# Start of Dataset records
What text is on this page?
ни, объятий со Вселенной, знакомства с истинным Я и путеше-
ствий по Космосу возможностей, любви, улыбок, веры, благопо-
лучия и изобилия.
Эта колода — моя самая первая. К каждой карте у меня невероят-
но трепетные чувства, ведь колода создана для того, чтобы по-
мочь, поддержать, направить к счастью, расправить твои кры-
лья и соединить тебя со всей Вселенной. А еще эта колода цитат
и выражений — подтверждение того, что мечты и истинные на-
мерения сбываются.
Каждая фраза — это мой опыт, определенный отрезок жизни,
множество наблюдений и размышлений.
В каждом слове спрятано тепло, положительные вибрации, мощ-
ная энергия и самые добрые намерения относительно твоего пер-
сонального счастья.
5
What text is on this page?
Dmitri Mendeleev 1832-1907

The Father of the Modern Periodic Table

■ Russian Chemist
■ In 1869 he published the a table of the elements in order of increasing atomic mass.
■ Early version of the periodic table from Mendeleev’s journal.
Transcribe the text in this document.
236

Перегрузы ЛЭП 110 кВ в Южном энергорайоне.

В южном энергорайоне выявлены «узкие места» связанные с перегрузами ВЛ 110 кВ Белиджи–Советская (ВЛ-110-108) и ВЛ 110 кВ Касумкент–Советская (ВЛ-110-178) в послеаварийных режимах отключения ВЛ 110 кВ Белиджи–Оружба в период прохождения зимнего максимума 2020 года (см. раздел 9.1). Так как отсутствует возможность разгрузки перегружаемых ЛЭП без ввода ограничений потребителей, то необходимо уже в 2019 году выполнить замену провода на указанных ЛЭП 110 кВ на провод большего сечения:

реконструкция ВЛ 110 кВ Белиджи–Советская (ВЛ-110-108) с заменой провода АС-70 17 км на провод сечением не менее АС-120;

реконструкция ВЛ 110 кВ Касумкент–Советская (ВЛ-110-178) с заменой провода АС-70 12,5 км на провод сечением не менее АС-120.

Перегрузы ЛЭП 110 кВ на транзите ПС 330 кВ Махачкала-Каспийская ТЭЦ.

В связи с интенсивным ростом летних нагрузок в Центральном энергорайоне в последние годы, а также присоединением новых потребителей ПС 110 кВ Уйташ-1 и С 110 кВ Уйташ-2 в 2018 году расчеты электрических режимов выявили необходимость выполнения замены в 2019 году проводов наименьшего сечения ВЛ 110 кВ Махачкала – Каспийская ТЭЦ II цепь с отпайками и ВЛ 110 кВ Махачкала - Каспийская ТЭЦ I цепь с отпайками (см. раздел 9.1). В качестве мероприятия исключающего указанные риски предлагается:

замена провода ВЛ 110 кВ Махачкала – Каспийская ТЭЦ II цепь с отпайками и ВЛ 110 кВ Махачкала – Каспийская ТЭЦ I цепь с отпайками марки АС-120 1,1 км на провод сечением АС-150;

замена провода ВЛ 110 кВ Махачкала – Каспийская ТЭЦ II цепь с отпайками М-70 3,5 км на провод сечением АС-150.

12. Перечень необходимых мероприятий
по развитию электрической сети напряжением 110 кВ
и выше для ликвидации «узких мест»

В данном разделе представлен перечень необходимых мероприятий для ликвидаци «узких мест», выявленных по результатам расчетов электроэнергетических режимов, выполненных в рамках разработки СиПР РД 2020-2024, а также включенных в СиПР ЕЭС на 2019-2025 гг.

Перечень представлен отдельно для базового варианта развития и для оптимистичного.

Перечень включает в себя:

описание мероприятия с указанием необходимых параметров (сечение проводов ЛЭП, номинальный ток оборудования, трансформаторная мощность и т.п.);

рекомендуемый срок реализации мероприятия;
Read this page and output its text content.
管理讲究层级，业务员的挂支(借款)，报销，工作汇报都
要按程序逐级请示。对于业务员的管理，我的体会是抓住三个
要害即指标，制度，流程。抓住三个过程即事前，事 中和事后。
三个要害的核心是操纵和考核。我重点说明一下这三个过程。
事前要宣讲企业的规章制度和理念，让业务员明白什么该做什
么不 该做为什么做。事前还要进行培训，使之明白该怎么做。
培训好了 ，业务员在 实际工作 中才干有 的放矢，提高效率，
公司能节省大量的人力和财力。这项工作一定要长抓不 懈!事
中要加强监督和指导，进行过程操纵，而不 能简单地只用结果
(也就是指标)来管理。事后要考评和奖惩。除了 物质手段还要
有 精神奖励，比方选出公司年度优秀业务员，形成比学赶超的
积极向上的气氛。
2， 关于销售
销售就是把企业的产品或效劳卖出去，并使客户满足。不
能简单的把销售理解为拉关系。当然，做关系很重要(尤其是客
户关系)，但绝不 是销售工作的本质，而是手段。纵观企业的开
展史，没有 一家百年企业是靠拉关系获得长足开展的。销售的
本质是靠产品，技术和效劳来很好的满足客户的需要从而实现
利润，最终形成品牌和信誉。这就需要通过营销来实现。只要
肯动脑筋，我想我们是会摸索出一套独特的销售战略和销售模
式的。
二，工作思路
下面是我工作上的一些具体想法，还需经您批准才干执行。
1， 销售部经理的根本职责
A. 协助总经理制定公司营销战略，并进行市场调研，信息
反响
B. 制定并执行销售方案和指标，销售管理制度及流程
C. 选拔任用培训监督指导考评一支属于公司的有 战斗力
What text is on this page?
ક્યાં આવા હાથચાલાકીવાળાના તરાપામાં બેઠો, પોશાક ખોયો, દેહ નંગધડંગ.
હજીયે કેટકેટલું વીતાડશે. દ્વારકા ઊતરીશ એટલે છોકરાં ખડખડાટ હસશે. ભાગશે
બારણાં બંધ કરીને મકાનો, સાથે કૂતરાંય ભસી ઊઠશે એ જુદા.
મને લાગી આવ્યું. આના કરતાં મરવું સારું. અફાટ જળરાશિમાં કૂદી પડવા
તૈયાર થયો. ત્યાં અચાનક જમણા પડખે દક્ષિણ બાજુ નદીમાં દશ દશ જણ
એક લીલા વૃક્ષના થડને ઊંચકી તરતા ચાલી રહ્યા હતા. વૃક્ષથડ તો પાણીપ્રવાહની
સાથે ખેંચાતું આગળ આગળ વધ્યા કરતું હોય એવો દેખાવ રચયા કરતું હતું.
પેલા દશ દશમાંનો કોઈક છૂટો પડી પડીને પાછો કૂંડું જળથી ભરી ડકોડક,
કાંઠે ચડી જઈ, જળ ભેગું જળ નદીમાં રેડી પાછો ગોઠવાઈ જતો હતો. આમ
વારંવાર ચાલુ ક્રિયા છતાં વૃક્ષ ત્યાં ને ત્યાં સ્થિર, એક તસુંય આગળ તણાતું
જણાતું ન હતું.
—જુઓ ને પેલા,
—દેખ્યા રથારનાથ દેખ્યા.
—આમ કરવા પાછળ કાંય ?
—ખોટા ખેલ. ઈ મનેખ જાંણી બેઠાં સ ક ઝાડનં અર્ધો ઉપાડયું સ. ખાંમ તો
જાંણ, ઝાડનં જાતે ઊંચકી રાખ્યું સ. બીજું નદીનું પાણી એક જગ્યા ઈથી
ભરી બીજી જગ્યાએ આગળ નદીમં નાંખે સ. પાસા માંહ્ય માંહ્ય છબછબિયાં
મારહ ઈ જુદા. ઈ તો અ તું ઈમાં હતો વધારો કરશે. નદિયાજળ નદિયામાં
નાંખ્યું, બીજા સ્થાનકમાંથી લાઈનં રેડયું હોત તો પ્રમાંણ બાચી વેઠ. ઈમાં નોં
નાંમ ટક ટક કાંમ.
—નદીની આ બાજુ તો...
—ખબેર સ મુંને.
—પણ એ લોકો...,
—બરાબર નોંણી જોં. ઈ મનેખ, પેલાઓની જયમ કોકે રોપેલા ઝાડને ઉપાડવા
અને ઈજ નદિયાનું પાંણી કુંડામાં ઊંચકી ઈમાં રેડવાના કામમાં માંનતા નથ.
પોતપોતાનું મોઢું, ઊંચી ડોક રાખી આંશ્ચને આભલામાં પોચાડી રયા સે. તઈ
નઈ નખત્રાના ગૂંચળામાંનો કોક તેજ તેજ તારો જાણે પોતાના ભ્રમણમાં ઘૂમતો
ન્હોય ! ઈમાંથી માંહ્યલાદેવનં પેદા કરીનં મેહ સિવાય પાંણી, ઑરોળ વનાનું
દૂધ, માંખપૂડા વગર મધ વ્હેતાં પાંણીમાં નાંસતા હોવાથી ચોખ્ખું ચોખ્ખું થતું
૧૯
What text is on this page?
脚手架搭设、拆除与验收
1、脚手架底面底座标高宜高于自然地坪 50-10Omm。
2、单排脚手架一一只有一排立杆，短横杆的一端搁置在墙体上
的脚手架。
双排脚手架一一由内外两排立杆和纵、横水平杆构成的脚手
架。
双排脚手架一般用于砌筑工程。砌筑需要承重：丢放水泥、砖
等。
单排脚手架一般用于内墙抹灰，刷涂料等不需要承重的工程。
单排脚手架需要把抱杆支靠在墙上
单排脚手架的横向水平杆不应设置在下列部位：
# End of Dataset records
• **Short exercise**: Wherever a line in the data above holds "Mendeleev", copy that line.

• **Output of the task**:
Dmitri Mendeleev 1832-1907
■ Early version of the periodic table from Mendeleev’s journal.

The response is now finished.